-- start --
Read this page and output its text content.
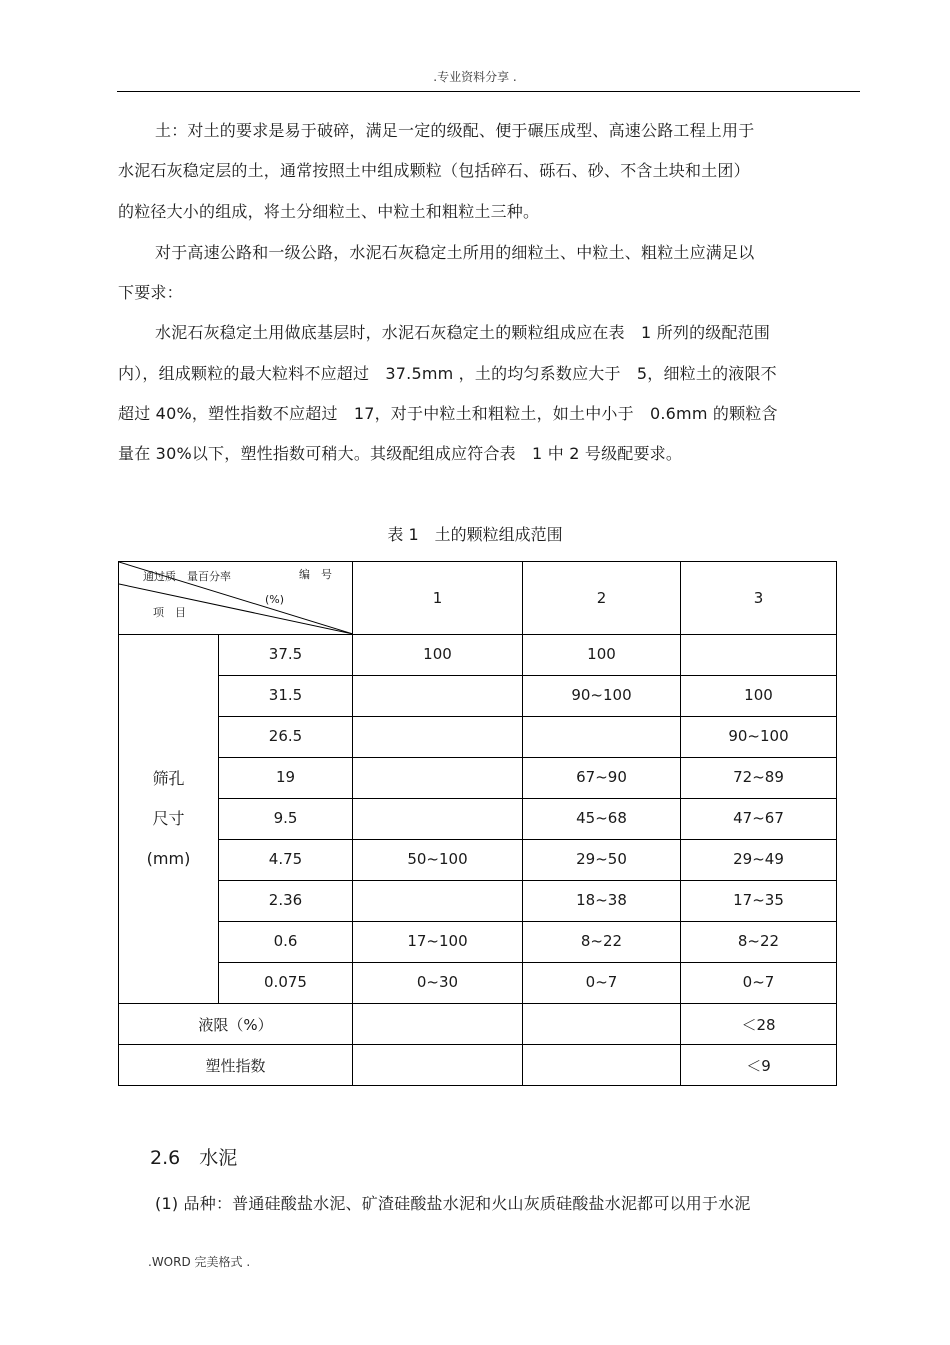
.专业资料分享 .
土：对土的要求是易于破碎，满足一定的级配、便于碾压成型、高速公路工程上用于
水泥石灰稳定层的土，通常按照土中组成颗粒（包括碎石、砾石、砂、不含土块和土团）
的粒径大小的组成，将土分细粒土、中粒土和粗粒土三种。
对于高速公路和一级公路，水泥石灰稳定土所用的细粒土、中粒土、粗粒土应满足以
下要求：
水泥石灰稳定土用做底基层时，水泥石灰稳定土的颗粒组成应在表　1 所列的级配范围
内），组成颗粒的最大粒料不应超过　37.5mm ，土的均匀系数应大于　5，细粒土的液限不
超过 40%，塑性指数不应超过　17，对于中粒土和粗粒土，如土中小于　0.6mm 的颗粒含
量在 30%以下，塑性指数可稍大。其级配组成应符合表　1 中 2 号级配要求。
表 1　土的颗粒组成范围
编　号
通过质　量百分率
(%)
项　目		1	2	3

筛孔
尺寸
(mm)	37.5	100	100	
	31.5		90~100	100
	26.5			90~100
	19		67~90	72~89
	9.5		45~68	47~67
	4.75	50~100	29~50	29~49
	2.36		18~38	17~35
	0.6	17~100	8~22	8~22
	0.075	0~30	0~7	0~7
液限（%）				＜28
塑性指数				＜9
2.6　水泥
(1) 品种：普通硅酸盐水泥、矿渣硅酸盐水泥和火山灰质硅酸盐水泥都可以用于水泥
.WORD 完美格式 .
-- end --
▶ **Task brief**
Repeat each record exactly, with the pictures left out.

▶ **Output for this exercise**
Read this page and output its text content.
.专业资料分享 .
土：对土的要求是易于破碎，满足一定的级配、便于碾压成型、高速公路工程上用于
水泥石灰稳定层的土，通常按照土中组成颗粒（包括碎石、砾石、砂、不含土块和土团）
的粒径大小的组成，将土分细粒土、中粒土和粗粒土三种。
对于高速公路和一级公路，水泥石灰稳定土所用的细粒土、中粒土、粗粒土应满足以
下要求：
水泥石灰稳定土用做底基层时，水泥石灰稳定土的颗粒组成应在表　1 所列的级配范围
内），组成颗粒的最大粒料不应超过　37.5mm ，土的均匀系数应大于　5，细粒土的液限不
超过 40%，塑性指数不应超过　17，对于中粒土和粗粒土，如土中小于　0.6mm 的颗粒含
量在 30%以下，塑性指数可稍大。其级配组成应符合表　1 中 2 号级配要求。
表 1　土的颗粒组成范围
编　号
通过质　量百分率
(%)
项　目		1	2	3

筛孔
尺寸
(mm)	37.5	100	100	
	31.5		90~100	100
	26.5			90~100
	19		67~90	72~89
	9.5		45~68	47~67
	4.75	50~100	29~50	29~49
	2.36		18~38	17~35
	0.6	17~100	8~22	8~22
	0.075	0~30	0~7	0~7
液限（%）				＜28
塑性指数				＜9
2.6　水泥
(1) 品种：普通硅酸盐水泥、矿渣硅酸盐水泥和火山灰质硅酸盐水泥都可以用于水泥
.WORD 完美格式 .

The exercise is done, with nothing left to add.